Collect each line containing "JSON".

------------------------------------------------------------------------

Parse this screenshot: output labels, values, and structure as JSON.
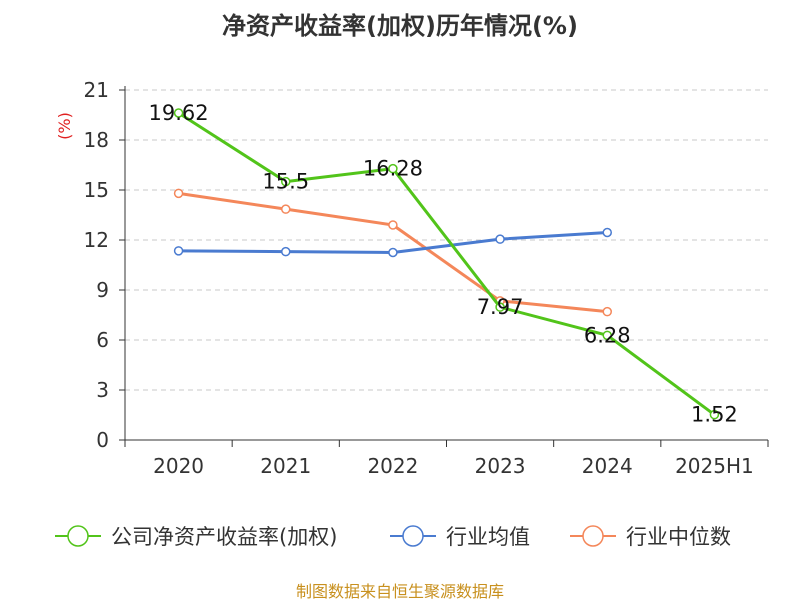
{
  "page": {
    "title": "净资产收益率(加权)历年情况(%)",
    "source": "制图数据来自恒生聚源数据库"
  },
  "chart_data": {
    "type": "line",
    "title": "净资产收益率(加权)历年情况(%)",
    "ylabel": "(%)",
    "xlabel": "",
    "categories": [
      "2020",
      "2021",
      "2022",
      "2023",
      "2024",
      "2025H1"
    ],
    "ylim": [
      0,
      21
    ],
    "yticks": [
      0,
      3,
      6,
      9,
      12,
      15,
      18,
      21
    ],
    "grid": "horizontal-dashed",
    "legend_position": "bottom",
    "series": [
      {
        "name": "公司净资产收益率(加权)",
        "color": "#52c41a",
        "values": [
          19.62,
          15.5,
          16.28,
          7.97,
          6.28,
          1.52
        ],
        "labels": [
          "19.62",
          "15.5",
          "16.28",
          "7.97",
          "6.28",
          "1.52"
        ]
      },
      {
        "name": "行业均值",
        "color": "#4a7bd0",
        "values": [
          11.35,
          11.3,
          11.25,
          12.05,
          12.45,
          null
        ]
      },
      {
        "name": "行业中位数",
        "color": "#f4875a",
        "values": [
          14.8,
          13.85,
          12.9,
          8.35,
          7.7,
          null
        ]
      }
    ]
  }
}
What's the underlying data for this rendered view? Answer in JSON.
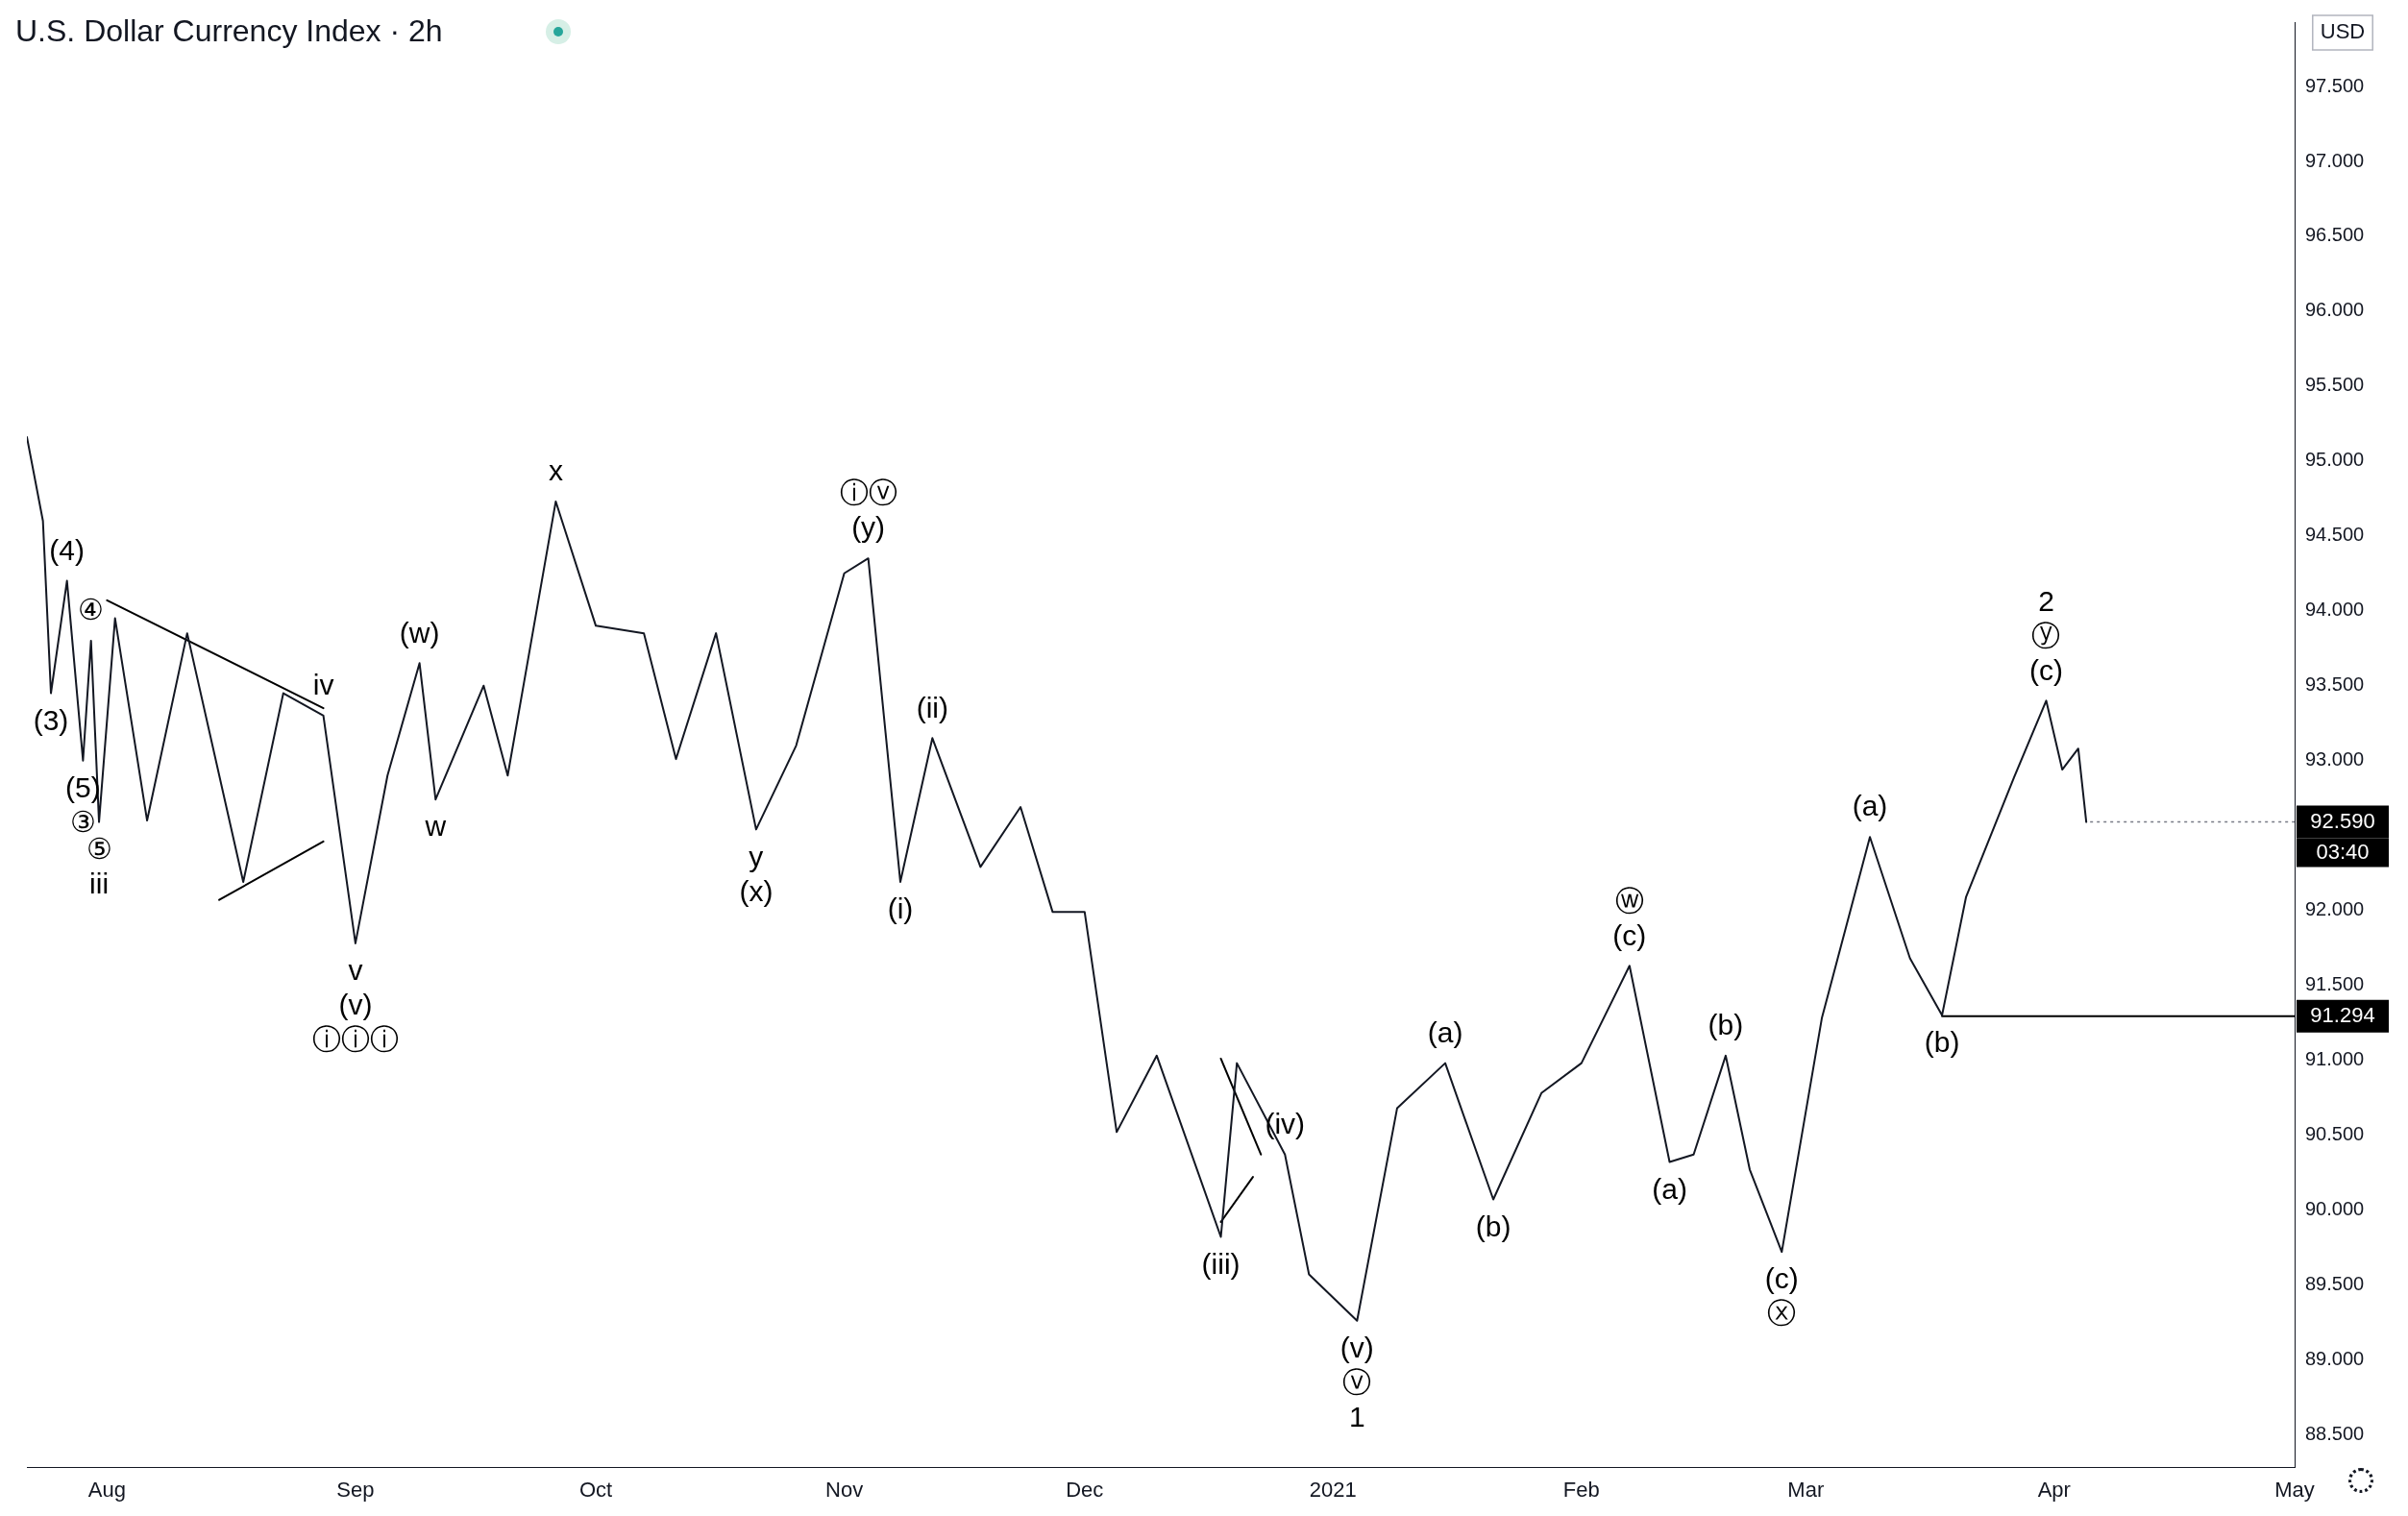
{
  "chart_data": {
    "type": "line",
    "title": "U.S. Dollar Currency Index · 2h",
    "x": [
      "2020-07-22",
      "2020-07-24",
      "2020-07-25",
      "2020-07-27",
      "2020-07-29",
      "2020-07-30",
      "2020-07-31",
      "2020-08-02",
      "2020-08-06",
      "2020-08-11",
      "2020-08-18",
      "2020-08-23",
      "2020-08-28",
      "2020-09-01",
      "2020-09-05",
      "2020-09-09",
      "2020-09-11",
      "2020-09-17",
      "2020-09-20",
      "2020-09-26",
      "2020-10-01",
      "2020-10-07",
      "2020-10-11",
      "2020-10-16",
      "2020-10-21",
      "2020-10-26",
      "2020-11-01",
      "2020-11-04",
      "2020-11-08",
      "2020-11-12",
      "2020-11-18",
      "2020-11-23",
      "2020-11-27",
      "2020-12-01",
      "2020-12-05",
      "2020-12-10",
      "2020-12-18",
      "2020-12-20",
      "2020-12-26",
      "2020-12-29",
      "2021-01-04",
      "2021-01-09",
      "2021-01-15",
      "2021-01-21",
      "2021-01-27",
      "2021-02-01",
      "2021-02-07",
      "2021-02-12",
      "2021-02-15",
      "2021-02-19",
      "2021-02-22",
      "2021-02-26",
      "2021-03-03",
      "2021-03-09",
      "2021-03-14",
      "2021-03-18",
      "2021-03-21",
      "2021-03-27",
      "2021-03-31",
      "2021-04-02",
      "2021-04-04",
      "2021-04-05"
    ],
    "series": [
      {
        "color": "#131722",
        "values": [
          95.16,
          94.6,
          93.45,
          94.2,
          93.0,
          93.8,
          92.59,
          93.95,
          92.6,
          93.85,
          92.19,
          93.45,
          93.3,
          91.78,
          92.9,
          93.65,
          92.74,
          93.5,
          92.9,
          94.73,
          93.9,
          93.85,
          93.01,
          93.85,
          92.54,
          93.1,
          94.25,
          94.35,
          92.19,
          93.15,
          92.29,
          92.69,
          91.99,
          91.99,
          90.52,
          91.03,
          89.82,
          90.98,
          90.37,
          89.57,
          89.26,
          90.68,
          90.98,
          90.07,
          90.78,
          90.98,
          91.63,
          90.32,
          90.37,
          91.03,
          90.27,
          89.72,
          91.28,
          92.49,
          91.68,
          91.3,
          92.09,
          92.89,
          93.4,
          92.94,
          93.08,
          92.59
        ]
      },
      {
        "type": "line",
        "color": "#000000",
        "x": [
          "2020-08-01",
          "2020-08-28"
        ],
        "values": [
          94.07,
          93.35
        ]
      },
      {
        "type": "line",
        "color": "#000000",
        "x": [
          "2020-08-15",
          "2020-08-28"
        ],
        "values": [
          92.07,
          92.46
        ]
      },
      {
        "type": "line",
        "color": "#000000",
        "x": [
          "2020-12-18",
          "2020-12-23"
        ],
        "values": [
          91.01,
          90.37
        ]
      },
      {
        "type": "line",
        "color": "#000000",
        "x": [
          "2020-12-18",
          "2020-12-22"
        ],
        "values": [
          89.92,
          90.22
        ]
      },
      {
        "type": "line",
        "color": "#000000",
        "x": [
          "2021-03-18",
          "2021-05-01"
        ],
        "values": [
          91.294,
          91.294
        ]
      }
    ],
    "xlim": [
      "2020-07-22",
      "2021-05-01"
    ],
    "xticks": [
      {
        "value": "2020-08-01",
        "label": "Aug"
      },
      {
        "value": "2020-09-01",
        "label": "Sep"
      },
      {
        "value": "2020-10-01",
        "label": "Oct"
      },
      {
        "value": "2020-11-01",
        "label": "Nov"
      },
      {
        "value": "2020-12-01",
        "label": "Dec"
      },
      {
        "value": "2021-01-01",
        "label": "2021"
      },
      {
        "value": "2021-02-01",
        "label": "Feb"
      },
      {
        "value": "2021-03-01",
        "label": "Mar"
      },
      {
        "value": "2021-04-01",
        "label": "Apr"
      },
      {
        "value": "2021-05-01",
        "label": "May"
      }
    ],
    "ylim": [
      88.28,
      97.93
    ],
    "yticks": [
      {
        "value": 88.5,
        "label": "88.500"
      },
      {
        "value": 89,
        "label": "89.000"
      },
      {
        "value": 89.5,
        "label": "89.500"
      },
      {
        "value": 90,
        "label": "90.000"
      },
      {
        "value": 90.5,
        "label": "90.500"
      },
      {
        "value": 91,
        "label": "91.000"
      },
      {
        "value": 91.5,
        "label": "91.500"
      },
      {
        "value": 92,
        "label": "92.000"
      },
      {
        "value": 93,
        "label": "93.000"
      },
      {
        "value": 93.5,
        "label": "93.500"
      },
      {
        "value": 94,
        "label": "94.000"
      },
      {
        "value": 94.5,
        "label": "94.500"
      },
      {
        "value": 95,
        "label": "95.000"
      },
      {
        "value": 95.5,
        "label": "95.500"
      },
      {
        "value": 96,
        "label": "96.000"
      },
      {
        "value": 96.5,
        "label": "96.500"
      },
      {
        "value": 97,
        "label": "97.000"
      },
      {
        "value": 97.5,
        "label": "97.500"
      }
    ],
    "grid": false,
    "legend": false,
    "marker": "none",
    "line_style": "solid",
    "annotations": [
      "USD",
      {
        "text": "92.590",
        "x": "2021-04-05",
        "y": 92.59
      },
      "03:40",
      {
        "text": "91.294",
        "x": "2021-05-01",
        "y": 91.294
      },
      {
        "text": "(3)",
        "x": "2020-07-25",
        "y": 93.45
      },
      {
        "text": "(4)",
        "x": "2020-07-27",
        "y": 94.2
      },
      {
        "text": "(5)",
        "x": "2020-07-29",
        "y": 93.0
      },
      "③",
      {
        "text": "④",
        "x": "2020-07-30",
        "y": 93.8
      },
      {
        "text": "⑤",
        "x": "2020-07-31",
        "y": 92.59
      },
      "iii",
      {
        "text": "iv",
        "x": "2020-08-28",
        "y": 93.3
      },
      {
        "text": "v",
        "x": "2020-09-01",
        "y": 91.78
      },
      "(v)",
      "ⓘⓘⓘ",
      {
        "text": "(w)",
        "x": "2020-09-09",
        "y": 93.65
      },
      {
        "text": "w",
        "x": "2020-09-11",
        "y": 92.74
      },
      {
        "text": "x",
        "x": "2020-09-26",
        "y": 94.73
      },
      {
        "text": "y",
        "x": "2020-10-21",
        "y": 92.54
      },
      "(x)",
      {
        "text": "(y)",
        "x": "2020-11-04",
        "y": 94.35
      },
      "ⓘⓥ",
      {
        "text": "(i)",
        "x": "2020-11-08",
        "y": 92.19
      },
      {
        "text": "(ii)",
        "x": "2020-11-12",
        "y": 93.15
      },
      {
        "text": "(iii)",
        "x": "2020-12-18",
        "y": 89.82
      },
      {
        "text": "(iv)",
        "x": "2020-12-26",
        "y": 90.37
      },
      {
        "text": "(v)",
        "x": "2021-01-04",
        "y": 89.26
      },
      "ⓥ",
      "1",
      {
        "text": "(a)",
        "x": "2021-01-15",
        "y": 90.98
      },
      {
        "text": "(b)",
        "x": "2021-01-21",
        "y": 90.07
      },
      {
        "text": "(c)",
        "x": "2021-02-07",
        "y": 91.63
      },
      "ⓦ",
      {
        "text": "(a)",
        "x": "2021-02-12",
        "y": 90.32
      },
      {
        "text": "(b)",
        "x": "2021-02-19",
        "y": 91.03
      },
      {
        "text": "(c)",
        "x": "2021-02-26",
        "y": 89.72
      },
      "ⓧ",
      {
        "text": "(a)",
        "x": "2021-03-09",
        "y": 92.49
      },
      {
        "text": "(b)",
        "x": "2021-03-18",
        "y": 91.3
      },
      {
        "text": "(c)",
        "x": "2021-03-31",
        "y": 93.4
      },
      "ⓨ",
      "2"
    ]
  }
}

------------------------------------------------------------------------

_Exercise answer_
Parse this screenshot: output labels, values, and structure as JSON.
What's the underlying data for this rendered view? Answer in JSON.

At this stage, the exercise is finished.